> The problem:
Copy out every line that contains the word "centripetal".

** start Data in this exercise **

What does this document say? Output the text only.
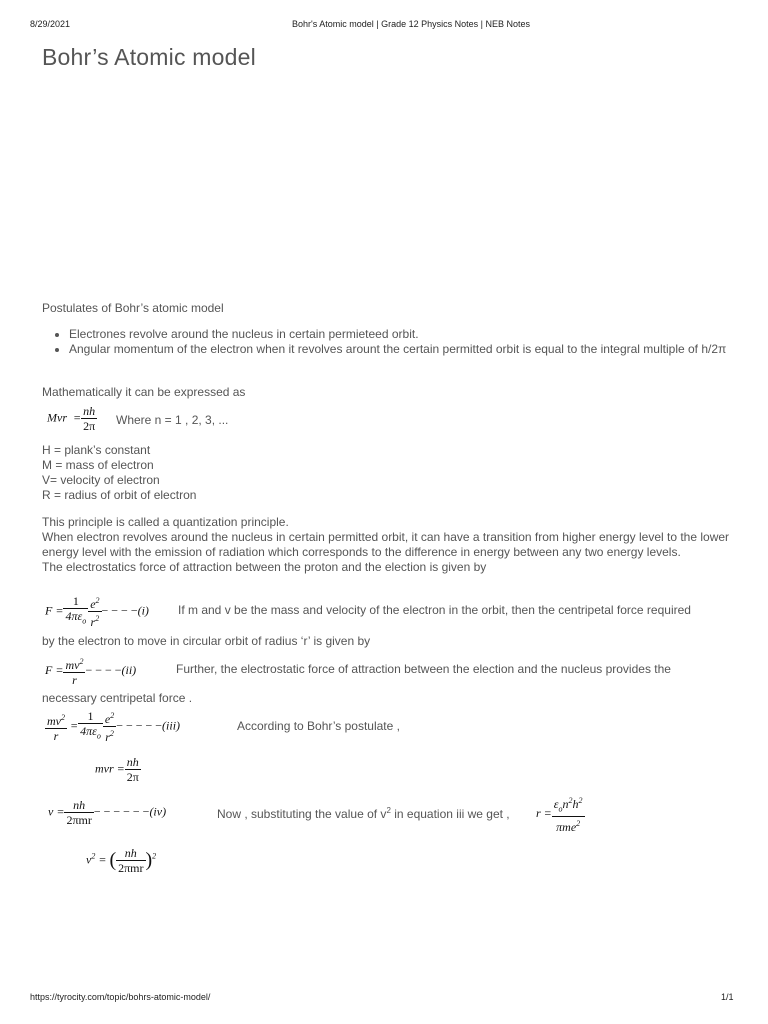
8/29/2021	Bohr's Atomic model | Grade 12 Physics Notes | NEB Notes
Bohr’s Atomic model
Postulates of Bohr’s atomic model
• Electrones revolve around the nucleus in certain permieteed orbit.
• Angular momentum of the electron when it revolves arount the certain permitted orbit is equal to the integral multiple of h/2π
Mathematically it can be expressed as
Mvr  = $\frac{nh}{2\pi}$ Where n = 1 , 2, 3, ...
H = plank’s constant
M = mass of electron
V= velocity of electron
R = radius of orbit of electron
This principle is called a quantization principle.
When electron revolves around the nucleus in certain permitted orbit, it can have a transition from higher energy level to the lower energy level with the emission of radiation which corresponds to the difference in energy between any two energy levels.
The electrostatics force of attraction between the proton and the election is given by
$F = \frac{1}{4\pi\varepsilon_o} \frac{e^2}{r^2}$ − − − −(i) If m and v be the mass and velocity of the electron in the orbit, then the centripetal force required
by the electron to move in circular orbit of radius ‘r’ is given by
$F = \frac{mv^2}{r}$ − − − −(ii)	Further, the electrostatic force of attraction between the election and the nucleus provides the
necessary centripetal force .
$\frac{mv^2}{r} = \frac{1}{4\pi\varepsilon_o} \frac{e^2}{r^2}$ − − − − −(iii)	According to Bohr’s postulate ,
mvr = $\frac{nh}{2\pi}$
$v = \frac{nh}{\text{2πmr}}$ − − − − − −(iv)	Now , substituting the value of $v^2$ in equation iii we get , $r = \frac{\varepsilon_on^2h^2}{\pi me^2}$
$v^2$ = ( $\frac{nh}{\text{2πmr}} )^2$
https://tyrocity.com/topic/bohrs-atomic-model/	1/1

** end Data in this exercise **

> The solution:
$F = \frac{1}{4\pi\varepsilon_o} \frac{e^2}{r^2}$ − − − −(i) If m and v be the mass and velocity of the electron in the orbit, then the centripetal force required
necessary centripetal force .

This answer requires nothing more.